Beneath this instruction is a block of data; output from it exactly the lines that run from the one containing "Give me the" through the one containing "Parse this screenshot: output", inclusive.

* * * * * * *

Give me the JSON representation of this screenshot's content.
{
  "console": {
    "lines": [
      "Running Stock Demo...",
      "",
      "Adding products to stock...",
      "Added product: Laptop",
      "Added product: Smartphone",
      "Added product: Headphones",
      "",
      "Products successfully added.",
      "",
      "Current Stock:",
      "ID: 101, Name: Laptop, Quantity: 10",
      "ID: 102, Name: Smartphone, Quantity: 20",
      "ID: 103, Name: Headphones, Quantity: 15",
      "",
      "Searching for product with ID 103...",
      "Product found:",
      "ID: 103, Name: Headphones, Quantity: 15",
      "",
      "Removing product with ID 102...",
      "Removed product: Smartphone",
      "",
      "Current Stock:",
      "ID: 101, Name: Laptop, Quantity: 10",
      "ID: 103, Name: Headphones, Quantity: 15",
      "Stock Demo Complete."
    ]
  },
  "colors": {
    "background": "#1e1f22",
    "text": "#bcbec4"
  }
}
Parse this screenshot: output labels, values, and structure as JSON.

* * * * * * *

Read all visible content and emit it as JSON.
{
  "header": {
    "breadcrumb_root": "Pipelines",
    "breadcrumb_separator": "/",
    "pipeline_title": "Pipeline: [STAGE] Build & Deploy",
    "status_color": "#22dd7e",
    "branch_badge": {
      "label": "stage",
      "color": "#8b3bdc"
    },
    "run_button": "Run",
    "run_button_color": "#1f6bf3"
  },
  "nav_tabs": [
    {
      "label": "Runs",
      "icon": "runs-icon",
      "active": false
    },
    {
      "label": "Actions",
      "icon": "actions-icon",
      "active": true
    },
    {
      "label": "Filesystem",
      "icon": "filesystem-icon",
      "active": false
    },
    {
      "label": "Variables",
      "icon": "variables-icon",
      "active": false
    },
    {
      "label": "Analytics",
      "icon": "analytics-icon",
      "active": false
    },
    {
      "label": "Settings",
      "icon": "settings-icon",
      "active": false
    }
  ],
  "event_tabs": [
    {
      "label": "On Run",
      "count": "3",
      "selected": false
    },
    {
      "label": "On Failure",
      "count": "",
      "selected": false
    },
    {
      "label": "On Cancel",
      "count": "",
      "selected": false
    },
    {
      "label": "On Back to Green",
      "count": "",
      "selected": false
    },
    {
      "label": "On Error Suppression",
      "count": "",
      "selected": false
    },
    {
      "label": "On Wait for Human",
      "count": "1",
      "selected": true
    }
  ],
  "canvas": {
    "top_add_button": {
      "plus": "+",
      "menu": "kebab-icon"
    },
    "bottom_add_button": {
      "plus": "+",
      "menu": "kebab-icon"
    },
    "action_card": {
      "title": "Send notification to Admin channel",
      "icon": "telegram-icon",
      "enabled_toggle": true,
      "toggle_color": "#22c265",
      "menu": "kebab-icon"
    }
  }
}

* * * * * * *

### Answer to this exercise
Give me the JSON representation of this screenshot's content.
{
  "console": {
    "lines": [
      "Running Stock Demo...",
      "",
      "Adding products to stock...",
      "Added product: Laptop",
      "Added product: Smartphone",
      "Added product: Headphones",
      "",
      "Products successfully added.",
      "",
      "Current Stock:",
      "ID: 101, Name: Laptop, Quantity: 10",
      "ID: 102, Name: Smartphone, Quantity: 20",
      "ID: 103, Name: Headphones, Quantity: 15",
      "",
      "Searching for product with ID 103...",
      "Product found:",
      "ID: 103, Name: Headphones, Quantity: 15",
      "",
      "Removing product with ID 102...",
      "Removed product: Smartphone",
      "",
      "Current Stock:",
      "ID: 101, Name: Laptop, Quantity: 10",
      "ID: 103, Name: Headphones, Quantity: 15",
      "Stock Demo Complete."
    ]
  },
  "colors": {
    "background": "#1e1f22",
    "text": "#bcbec4"
  }
}
Parse this screenshot: output labels, values, and structure as JSON.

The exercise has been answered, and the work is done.